- [What you are asked to do] Restate every entry word for word.

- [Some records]

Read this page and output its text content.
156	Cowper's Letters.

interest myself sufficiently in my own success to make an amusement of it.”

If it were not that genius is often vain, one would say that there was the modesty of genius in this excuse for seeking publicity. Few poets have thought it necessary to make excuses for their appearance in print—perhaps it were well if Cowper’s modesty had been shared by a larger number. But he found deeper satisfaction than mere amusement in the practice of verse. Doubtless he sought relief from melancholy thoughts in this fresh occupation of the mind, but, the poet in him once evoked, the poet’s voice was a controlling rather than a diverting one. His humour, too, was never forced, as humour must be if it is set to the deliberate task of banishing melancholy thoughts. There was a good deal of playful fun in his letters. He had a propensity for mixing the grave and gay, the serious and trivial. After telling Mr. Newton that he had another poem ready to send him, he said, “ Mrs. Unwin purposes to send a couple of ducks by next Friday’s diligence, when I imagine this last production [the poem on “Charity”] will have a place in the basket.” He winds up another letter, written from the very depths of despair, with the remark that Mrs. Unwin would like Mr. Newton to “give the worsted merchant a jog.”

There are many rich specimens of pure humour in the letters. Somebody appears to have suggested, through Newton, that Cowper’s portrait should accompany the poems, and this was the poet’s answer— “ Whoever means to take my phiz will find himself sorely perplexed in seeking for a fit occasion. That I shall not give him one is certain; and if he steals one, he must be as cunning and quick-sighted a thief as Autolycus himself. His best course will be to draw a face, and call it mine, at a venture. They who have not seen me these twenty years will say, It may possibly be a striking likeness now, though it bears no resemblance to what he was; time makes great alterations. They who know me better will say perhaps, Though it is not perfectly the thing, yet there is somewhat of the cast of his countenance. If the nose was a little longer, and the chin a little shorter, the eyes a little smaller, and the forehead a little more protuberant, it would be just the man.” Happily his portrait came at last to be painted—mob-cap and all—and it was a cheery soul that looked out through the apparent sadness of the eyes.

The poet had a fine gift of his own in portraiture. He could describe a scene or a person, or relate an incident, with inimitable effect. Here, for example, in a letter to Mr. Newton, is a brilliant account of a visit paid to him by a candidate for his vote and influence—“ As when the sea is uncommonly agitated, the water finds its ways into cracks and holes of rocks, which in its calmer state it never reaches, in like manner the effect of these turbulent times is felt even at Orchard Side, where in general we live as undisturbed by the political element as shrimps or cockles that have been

- [Reply to the task]
Read this page and output its text content.
156	Cowper's Letters.

interest myself sufficiently in my own success to make an amusement of it.”

If it were not that genius is often vain, one would say that there was the modesty of genius in this excuse for seeking publicity. Few poets have thought it necessary to make excuses for their appearance in print—perhaps it were well if Cowper’s modesty had been shared by a larger number. But he found deeper satisfaction than mere amusement in the practice of verse. Doubtless he sought relief from melancholy thoughts in this fresh occupation of the mind, but, the poet in him once evoked, the poet’s voice was a controlling rather than a diverting one. His humour, too, was never forced, as humour must be if it is set to the deliberate task of banishing melancholy thoughts. There was a good deal of playful fun in his letters. He had a propensity for mixing the grave and gay, the serious and trivial. After telling Mr. Newton that he had another poem ready to send him, he said, “ Mrs. Unwin purposes to send a couple of ducks by next Friday’s diligence, when I imagine this last production [the poem on “Charity”] will have a place in the basket.” He winds up another letter, written from the very depths of despair, with the remark that Mrs. Unwin would like Mr. Newton to “give the worsted merchant a jog.”

There are many rich specimens of pure humour in the letters. Somebody appears to have suggested, through Newton, that Cowper’s portrait should accompany the poems, and this was the poet’s answer— “ Whoever means to take my phiz will find himself sorely perplexed in seeking for a fit occasion. That I shall not give him one is certain; and if he steals one, he must be as cunning and quick-sighted a thief as Autolycus himself. His best course will be to draw a face, and call it mine, at a venture. They who have not seen me these twenty years will say, It may possibly be a striking likeness now, though it bears no resemblance to what he was; time makes great alterations. They who know me better will say perhaps, Though it is not perfectly the thing, yet there is somewhat of the cast of his countenance. If the nose was a little longer, and the chin a little shorter, the eyes a little smaller, and the forehead a little more protuberant, it would be just the man.” Happily his portrait came at last to be painted—mob-cap and all—and it was a cheery soul that looked out through the apparent sadness of the eyes.

The poet had a fine gift of his own in portraiture. He could describe a scene or a person, or relate an incident, with inimitable effect. Here, for example, in a letter to Mr. Newton, is a brilliant account of a visit paid to him by a candidate for his vote and influence—“ As when the sea is uncommonly agitated, the water finds its ways into cracks and holes of rocks, which in its calmer state it never reaches, in like manner the effect of these turbulent times is felt even at Orchard Side, where in general we live as undisturbed by the political element as shrimps or cockles that have been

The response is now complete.